§ SUPPLIED RECORDS:
* * *

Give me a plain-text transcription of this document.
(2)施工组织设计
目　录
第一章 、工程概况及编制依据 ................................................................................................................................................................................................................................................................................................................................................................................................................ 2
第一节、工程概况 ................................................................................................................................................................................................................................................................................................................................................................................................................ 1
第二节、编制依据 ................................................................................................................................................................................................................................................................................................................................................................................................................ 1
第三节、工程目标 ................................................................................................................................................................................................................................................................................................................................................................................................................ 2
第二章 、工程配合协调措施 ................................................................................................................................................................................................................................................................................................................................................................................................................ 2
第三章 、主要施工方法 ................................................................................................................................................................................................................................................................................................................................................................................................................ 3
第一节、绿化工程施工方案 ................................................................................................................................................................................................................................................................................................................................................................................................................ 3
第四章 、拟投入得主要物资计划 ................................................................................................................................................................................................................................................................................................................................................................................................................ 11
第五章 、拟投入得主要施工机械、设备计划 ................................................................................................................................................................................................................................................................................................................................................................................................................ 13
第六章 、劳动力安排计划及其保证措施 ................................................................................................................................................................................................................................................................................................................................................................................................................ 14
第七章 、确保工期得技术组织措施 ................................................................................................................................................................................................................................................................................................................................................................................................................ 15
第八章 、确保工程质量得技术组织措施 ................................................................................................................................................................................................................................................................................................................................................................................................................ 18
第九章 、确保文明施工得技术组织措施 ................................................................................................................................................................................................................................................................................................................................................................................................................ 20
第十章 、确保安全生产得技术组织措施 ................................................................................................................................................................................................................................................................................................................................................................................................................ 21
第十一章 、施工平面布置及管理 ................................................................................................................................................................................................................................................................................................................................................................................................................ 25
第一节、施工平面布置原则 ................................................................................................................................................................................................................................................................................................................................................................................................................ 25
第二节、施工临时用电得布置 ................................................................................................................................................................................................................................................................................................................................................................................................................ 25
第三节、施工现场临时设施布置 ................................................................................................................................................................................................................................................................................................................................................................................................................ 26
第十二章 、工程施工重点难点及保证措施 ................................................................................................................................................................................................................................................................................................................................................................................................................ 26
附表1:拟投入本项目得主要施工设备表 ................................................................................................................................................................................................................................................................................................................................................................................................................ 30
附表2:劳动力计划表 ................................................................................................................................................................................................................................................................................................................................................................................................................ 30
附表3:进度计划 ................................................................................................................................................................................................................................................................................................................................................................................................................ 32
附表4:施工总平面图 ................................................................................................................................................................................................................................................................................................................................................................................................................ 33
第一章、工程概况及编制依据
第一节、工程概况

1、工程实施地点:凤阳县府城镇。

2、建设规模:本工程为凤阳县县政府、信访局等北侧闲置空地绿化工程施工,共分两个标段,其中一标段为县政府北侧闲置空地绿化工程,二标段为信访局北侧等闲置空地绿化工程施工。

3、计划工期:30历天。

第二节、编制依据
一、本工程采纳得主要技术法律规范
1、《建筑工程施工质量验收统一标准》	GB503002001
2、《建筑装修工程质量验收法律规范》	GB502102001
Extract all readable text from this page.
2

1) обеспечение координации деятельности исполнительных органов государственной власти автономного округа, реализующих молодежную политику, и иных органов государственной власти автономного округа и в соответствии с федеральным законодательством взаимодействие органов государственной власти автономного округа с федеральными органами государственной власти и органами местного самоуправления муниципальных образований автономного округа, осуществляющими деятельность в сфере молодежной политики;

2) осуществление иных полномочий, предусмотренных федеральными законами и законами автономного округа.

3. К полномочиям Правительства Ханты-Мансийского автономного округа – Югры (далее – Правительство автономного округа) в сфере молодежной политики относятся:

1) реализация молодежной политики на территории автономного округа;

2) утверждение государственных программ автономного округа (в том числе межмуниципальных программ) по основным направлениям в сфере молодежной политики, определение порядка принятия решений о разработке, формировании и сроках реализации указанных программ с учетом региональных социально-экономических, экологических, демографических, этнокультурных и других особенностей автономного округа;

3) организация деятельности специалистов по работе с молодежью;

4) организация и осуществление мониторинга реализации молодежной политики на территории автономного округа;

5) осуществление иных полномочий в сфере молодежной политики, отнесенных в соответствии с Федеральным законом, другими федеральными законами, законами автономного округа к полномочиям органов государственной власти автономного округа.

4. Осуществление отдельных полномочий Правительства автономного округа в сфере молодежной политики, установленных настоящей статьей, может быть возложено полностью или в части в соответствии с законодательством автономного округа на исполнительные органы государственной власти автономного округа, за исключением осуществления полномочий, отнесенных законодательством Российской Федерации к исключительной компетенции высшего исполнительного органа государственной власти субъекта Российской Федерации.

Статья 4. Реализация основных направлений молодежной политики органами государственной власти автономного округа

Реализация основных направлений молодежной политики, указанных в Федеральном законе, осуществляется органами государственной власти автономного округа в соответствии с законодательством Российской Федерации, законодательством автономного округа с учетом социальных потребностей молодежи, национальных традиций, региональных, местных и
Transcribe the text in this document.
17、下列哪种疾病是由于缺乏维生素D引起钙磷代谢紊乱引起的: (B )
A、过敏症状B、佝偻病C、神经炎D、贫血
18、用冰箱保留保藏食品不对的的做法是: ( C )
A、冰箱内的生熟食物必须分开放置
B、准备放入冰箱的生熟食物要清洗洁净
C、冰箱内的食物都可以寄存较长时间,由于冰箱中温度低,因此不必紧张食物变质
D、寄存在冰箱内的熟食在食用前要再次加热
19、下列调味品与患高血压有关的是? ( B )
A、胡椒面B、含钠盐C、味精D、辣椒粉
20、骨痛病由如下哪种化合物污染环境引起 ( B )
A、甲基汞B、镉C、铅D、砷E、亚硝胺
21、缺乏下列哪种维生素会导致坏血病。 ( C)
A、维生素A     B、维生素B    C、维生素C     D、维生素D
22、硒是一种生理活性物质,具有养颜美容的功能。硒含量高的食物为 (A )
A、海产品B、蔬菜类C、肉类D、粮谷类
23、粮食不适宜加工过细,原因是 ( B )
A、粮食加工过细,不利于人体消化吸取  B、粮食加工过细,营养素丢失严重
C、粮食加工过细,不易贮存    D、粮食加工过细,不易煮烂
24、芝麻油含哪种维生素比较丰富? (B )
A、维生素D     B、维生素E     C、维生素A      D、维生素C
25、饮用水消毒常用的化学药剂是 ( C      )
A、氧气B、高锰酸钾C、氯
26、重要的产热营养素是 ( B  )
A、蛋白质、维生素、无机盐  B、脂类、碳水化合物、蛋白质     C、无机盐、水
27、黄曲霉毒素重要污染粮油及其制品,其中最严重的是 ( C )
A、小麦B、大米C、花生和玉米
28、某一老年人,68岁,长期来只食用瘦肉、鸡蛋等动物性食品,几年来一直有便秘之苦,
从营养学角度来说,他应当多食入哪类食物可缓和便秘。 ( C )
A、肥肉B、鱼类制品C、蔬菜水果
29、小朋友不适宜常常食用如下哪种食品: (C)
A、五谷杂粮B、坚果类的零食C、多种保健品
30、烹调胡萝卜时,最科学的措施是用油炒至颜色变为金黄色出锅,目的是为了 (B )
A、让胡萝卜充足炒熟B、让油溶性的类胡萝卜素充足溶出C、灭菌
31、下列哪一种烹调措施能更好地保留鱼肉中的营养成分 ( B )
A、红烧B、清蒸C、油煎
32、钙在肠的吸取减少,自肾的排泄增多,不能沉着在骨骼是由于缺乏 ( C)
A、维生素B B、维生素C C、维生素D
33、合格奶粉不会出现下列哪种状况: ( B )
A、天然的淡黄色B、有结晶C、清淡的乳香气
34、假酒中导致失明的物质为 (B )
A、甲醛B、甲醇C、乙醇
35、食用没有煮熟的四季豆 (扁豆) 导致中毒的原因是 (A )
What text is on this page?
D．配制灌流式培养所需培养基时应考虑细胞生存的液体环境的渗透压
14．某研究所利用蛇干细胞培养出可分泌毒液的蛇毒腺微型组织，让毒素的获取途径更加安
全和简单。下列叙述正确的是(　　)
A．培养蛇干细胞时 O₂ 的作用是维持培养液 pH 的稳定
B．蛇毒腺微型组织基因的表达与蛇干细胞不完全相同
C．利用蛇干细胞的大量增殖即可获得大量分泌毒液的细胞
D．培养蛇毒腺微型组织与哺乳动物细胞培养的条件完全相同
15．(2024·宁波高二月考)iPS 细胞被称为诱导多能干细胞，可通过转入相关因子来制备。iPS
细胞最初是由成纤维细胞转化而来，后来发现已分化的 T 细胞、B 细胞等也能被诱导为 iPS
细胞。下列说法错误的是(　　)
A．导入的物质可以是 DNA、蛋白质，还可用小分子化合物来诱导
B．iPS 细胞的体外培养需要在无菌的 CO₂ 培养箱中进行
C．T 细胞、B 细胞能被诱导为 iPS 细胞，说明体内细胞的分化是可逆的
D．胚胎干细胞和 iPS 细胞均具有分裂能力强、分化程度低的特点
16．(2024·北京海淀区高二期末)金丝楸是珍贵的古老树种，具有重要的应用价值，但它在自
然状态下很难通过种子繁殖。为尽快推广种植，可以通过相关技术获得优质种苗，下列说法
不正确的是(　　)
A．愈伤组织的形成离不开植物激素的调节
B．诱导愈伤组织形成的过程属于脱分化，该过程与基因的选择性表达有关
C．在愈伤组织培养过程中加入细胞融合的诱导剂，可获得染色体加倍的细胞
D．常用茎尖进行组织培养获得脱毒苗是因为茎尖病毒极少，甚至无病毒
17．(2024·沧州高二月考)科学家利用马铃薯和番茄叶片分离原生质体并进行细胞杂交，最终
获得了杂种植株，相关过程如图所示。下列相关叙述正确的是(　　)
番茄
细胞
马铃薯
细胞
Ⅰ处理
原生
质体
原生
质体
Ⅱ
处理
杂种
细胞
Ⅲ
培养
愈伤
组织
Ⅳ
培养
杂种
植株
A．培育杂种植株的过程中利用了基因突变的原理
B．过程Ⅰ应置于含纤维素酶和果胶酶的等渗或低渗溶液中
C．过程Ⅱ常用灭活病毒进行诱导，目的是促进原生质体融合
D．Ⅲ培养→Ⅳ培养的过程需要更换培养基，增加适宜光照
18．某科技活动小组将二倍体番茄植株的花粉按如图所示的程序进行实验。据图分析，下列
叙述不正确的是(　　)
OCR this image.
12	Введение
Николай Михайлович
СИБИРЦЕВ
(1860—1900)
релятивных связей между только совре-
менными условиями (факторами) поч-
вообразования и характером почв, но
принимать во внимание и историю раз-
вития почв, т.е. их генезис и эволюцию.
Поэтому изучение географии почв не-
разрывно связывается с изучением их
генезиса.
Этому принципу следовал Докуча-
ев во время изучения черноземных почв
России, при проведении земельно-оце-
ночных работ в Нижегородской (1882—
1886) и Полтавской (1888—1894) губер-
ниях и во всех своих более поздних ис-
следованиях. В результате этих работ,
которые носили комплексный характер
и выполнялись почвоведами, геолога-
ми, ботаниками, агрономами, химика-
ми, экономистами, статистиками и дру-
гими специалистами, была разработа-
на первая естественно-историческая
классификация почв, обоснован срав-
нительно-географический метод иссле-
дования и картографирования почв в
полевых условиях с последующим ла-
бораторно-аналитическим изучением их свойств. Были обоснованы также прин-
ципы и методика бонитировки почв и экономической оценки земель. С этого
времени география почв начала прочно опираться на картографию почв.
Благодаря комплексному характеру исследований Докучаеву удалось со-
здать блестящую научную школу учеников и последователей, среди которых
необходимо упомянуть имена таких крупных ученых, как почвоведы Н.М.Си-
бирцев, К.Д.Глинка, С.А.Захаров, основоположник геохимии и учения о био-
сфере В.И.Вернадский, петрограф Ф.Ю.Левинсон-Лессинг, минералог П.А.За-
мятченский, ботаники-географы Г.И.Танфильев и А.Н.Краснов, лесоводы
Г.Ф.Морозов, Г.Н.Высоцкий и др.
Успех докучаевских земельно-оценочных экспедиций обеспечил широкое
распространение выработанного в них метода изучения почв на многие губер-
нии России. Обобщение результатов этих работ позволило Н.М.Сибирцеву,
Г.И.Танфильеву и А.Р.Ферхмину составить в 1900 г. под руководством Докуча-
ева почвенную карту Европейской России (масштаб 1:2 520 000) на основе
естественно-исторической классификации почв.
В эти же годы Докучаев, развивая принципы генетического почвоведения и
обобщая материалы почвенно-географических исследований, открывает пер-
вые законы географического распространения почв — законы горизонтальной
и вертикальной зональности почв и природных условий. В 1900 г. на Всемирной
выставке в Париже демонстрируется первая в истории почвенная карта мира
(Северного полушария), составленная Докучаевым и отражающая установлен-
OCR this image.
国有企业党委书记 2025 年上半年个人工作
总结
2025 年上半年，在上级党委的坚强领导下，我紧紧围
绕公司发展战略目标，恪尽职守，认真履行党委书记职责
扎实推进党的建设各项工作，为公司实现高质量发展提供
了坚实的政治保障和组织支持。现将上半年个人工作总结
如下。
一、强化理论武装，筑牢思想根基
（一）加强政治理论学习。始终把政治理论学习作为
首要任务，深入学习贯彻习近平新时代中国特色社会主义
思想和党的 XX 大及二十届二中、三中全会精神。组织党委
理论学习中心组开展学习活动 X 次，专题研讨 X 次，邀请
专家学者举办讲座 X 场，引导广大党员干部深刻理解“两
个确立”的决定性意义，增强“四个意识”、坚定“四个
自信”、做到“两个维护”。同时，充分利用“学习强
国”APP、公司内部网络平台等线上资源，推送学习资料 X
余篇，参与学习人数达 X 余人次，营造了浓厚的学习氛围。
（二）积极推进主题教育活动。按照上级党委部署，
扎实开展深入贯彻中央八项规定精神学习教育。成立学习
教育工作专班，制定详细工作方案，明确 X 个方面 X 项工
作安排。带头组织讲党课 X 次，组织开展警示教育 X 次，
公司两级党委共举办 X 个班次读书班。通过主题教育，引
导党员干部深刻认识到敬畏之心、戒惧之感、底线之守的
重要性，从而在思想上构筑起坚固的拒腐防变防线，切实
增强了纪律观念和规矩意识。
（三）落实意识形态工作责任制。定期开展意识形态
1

* * *

§ PROBLEM STATEMENT: List the lines of the material in which the word "отнесенных" occurs.

§ FULL SOLUTION:
5) осуществление иных полномочий в сфере молодежной политики, отнесенных в соответствии с Федеральным законом, другими федеральными законами, законами автономного округа к полномочиям органов государственной власти автономного округа.
4. Осуществление отдельных полномочий Правительства автономного округа в сфере молодежной политики, установленных настоящей статьей, может быть возложено полностью или в части в соответствии с законодательством автономного округа на исполнительные органы государственной власти автономного округа, за исключением осуществления полномочий, отнесенных законодательством Российской Федерации к исключительной компетенции высшего исполнительного органа государственной власти субъекта Российской Федерации.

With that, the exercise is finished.